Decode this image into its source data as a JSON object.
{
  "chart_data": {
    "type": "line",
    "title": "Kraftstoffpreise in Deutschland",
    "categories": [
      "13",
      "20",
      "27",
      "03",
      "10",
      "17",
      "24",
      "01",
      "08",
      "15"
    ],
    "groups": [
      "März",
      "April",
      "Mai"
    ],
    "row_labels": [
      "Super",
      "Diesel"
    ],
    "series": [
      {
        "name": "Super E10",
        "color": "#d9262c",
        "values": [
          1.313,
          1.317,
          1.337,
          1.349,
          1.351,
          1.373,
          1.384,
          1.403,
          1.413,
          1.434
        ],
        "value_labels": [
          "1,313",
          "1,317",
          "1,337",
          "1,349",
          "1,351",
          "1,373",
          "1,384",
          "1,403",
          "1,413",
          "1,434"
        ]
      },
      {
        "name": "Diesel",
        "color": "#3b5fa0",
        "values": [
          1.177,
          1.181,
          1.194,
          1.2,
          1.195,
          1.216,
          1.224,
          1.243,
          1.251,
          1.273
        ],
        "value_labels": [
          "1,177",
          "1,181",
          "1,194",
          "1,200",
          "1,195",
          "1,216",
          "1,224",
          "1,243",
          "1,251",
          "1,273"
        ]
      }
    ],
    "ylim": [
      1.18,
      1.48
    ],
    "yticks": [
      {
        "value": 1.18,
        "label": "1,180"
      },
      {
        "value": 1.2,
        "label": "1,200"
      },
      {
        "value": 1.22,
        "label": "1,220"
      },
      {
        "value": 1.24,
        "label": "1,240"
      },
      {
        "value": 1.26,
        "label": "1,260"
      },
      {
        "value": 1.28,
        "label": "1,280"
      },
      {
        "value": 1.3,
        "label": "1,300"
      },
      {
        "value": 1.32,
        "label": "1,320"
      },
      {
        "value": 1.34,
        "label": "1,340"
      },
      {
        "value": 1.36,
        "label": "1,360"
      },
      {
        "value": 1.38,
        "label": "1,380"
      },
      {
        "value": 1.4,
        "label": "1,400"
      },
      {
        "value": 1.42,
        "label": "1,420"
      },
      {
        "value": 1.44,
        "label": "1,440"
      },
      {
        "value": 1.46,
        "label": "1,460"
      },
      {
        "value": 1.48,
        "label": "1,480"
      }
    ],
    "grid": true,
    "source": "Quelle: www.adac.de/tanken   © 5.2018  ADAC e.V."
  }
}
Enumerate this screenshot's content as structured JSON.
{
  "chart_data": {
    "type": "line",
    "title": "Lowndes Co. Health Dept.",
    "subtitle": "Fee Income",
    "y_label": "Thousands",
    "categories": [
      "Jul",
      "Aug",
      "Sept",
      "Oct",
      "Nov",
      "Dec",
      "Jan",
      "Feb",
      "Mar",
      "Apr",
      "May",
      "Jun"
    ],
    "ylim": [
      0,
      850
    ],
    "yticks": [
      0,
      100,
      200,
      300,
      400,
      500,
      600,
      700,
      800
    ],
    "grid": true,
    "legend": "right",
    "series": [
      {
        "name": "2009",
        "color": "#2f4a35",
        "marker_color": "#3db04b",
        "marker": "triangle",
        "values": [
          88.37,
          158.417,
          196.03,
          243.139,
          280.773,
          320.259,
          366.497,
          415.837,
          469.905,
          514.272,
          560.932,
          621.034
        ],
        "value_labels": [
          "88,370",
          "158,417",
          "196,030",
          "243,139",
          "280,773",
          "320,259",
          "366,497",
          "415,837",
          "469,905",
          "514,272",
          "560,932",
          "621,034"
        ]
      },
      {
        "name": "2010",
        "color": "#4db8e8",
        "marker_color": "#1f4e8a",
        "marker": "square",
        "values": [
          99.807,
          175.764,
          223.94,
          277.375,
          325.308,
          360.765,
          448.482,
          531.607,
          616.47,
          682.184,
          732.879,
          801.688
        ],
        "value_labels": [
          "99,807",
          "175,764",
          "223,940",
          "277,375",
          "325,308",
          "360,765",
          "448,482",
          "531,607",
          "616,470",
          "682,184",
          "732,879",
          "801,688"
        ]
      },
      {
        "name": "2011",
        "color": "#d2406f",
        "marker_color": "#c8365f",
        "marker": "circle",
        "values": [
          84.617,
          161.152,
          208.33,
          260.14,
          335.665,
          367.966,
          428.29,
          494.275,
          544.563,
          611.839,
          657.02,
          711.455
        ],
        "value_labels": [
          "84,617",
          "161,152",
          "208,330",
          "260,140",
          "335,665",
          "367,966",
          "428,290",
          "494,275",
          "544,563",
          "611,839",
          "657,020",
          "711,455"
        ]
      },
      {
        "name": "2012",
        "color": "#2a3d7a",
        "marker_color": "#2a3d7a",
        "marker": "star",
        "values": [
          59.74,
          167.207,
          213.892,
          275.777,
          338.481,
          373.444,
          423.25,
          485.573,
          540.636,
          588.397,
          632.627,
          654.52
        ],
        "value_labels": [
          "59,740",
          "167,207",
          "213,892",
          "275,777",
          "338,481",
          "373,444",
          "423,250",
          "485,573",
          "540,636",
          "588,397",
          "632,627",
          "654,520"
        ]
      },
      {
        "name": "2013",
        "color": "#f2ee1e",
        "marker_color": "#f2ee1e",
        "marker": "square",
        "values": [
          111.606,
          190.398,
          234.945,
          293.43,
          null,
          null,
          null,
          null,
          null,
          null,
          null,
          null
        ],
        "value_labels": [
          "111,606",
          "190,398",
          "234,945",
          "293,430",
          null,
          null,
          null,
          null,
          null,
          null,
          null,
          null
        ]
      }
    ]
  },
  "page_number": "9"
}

*YOUR INSTRUCTIONS*: Retype the material above, line by line, exactly.

*RESPONSE TO THE EXERCISE*:
Decode this image into its source data as a JSON object.
{
  "chart_data": {
    "type": "line",
    "title": "Kraftstoffpreise in Deutschland",
    "categories": [
      "13",
      "20",
      "27",
      "03",
      "10",
      "17",
      "24",
      "01",
      "08",
      "15"
    ],
    "groups": [
      "März",
      "April",
      "Mai"
    ],
    "row_labels": [
      "Super",
      "Diesel"
    ],
    "series": [
      {
        "name": "Super E10",
        "color": "#d9262c",
        "values": [
          1.313,
          1.317,
          1.337,
          1.349,
          1.351,
          1.373,
          1.384,
          1.403,
          1.413,
          1.434
        ],
        "value_labels": [
          "1,313",
          "1,317",
          "1,337",
          "1,349",
          "1,351",
          "1,373",
          "1,384",
          "1,403",
          "1,413",
          "1,434"
        ]
      },
      {
        "name": "Diesel",
        "color": "#3b5fa0",
        "values": [
          1.177,
          1.181,
          1.194,
          1.2,
          1.195,
          1.216,
          1.224,
          1.243,
          1.251,
          1.273
        ],
        "value_labels": [
          "1,177",
          "1,181",
          "1,194",
          "1,200",
          "1,195",
          "1,216",
          "1,224",
          "1,243",
          "1,251",
          "1,273"
        ]
      }
    ],
    "ylim": [
      1.18,
      1.48
    ],
    "yticks": [
      {
        "value": 1.18,
        "label": "1,180"
      },
      {
        "value": 1.2,
        "label": "1,200"
      },
      {
        "value": 1.22,
        "label": "1,220"
      },
      {
        "value": 1.24,
        "label": "1,240"
      },
      {
        "value": 1.26,
        "label": "1,260"
      },
      {
        "value": 1.28,
        "label": "1,280"
      },
      {
        "value": 1.3,
        "label": "1,300"
      },
      {
        "value": 1.32,
        "label": "1,320"
      },
      {
        "value": 1.34,
        "label": "1,340"
      },
      {
        "value": 1.36,
        "label": "1,360"
      },
      {
        "value": 1.38,
        "label": "1,380"
      },
      {
        "value": 1.4,
        "label": "1,400"
      },
      {
        "value": 1.42,
        "label": "1,420"
      },
      {
        "value": 1.44,
        "label": "1,440"
      },
      {
        "value": 1.46,
        "label": "1,460"
      },
      {
        "value": 1.48,
        "label": "1,480"
      }
    ],
    "grid": true,
    "source": "Quelle: www.adac.de/tanken   © 5.2018  ADAC e.V."
  }
}
Enumerate this screenshot's content as structured JSON.
{
  "chart_data": {
    "type": "line",
    "title": "Lowndes Co. Health Dept.",
    "subtitle": "Fee Income",
    "y_label": "Thousands",
    "categories": [
      "Jul",
      "Aug",
      "Sept",
      "Oct",
      "Nov",
      "Dec",
      "Jan",
      "Feb",
      "Mar",
      "Apr",
      "May",
      "Jun"
    ],
    "ylim": [
      0,
      850
    ],
    "yticks": [
      0,
      100,
      200,
      300,
      400,
      500,
      600,
      700,
      800
    ],
    "grid": true,
    "legend": "right",
    "series": [
      {
        "name": "2009",
        "color": "#2f4a35",
        "marker_color": "#3db04b",
        "marker": "triangle",
        "values": [
          88.37,
          158.417,
          196.03,
          243.139,
          280.773,
          320.259,
          366.497,
          415.837,
          469.905,
          514.272,
          560.932,
          621.034
        ],
        "value_labels": [
          "88,370",
          "158,417",
          "196,030",
          "243,139",
          "280,773",
          "320,259",
          "366,497",
          "415,837",
          "469,905",
          "514,272",
          "560,932",
          "621,034"
        ]
      },
      {
        "name": "2010",
        "color": "#4db8e8",
        "marker_color": "#1f4e8a",
        "marker": "square",
        "values": [
          99.807,
          175.764,
          223.94,
          277.375,
          325.308,
          360.765,
          448.482,
          531.607,
          616.47,
          682.184,
          732.879,
          801.688
        ],
        "value_labels": [
          "99,807",
          "175,764",
          "223,940",
          "277,375",
          "325,308",
          "360,765",
          "448,482",
          "531,607",
          "616,470",
          "682,184",
          "732,879",
          "801,688"
        ]
      },
      {
        "name": "2011",
        "color": "#d2406f",
        "marker_color": "#c8365f",
        "marker": "circle",
        "values": [
          84.617,
          161.152,
          208.33,
          260.14,
          335.665,
          367.966,
          428.29,
          494.275,
          544.563,
          611.839,
          657.02,
          711.455
        ],
        "value_labels": [
          "84,617",
          "161,152",
          "208,330",
          "260,140",
          "335,665",
          "367,966",
          "428,290",
          "494,275",
          "544,563",
          "611,839",
          "657,020",
          "711,455"
        ]
      },
      {
        "name": "2012",
        "color": "#2a3d7a",
        "marker_color": "#2a3d7a",
        "marker": "star",
        "values": [
          59.74,
          167.207,
          213.892,
          275.777,
          338.481,
          373.444,
          423.25,
          485.573,
          540.636,
          588.397,
          632.627,
          654.52
        ],
        "value_labels": [
          "59,740",
          "167,207",
          "213,892",
          "275,777",
          "338,481",
          "373,444",
          "423,250",
          "485,573",
          "540,636",
          "588,397",
          "632,627",
          "654,520"
        ]
      },
      {
        "name": "2013",
        "color": "#f2ee1e",
        "marker_color": "#f2ee1e",
        "marker": "square",
        "values": [
          111.606,
          190.398,
          234.945,
          293.43,
          null,
          null,
          null,
          null,
          null,
          null,
          null,
          null
        ],
        "value_labels": [
          "111,606",
          "190,398",
          "234,945",
          "293,430",
          null,
          null,
          null,
          null,
          null,
          null,
          null,
          null
        ]
      }
    ]
  },
  "page_number": "9"
}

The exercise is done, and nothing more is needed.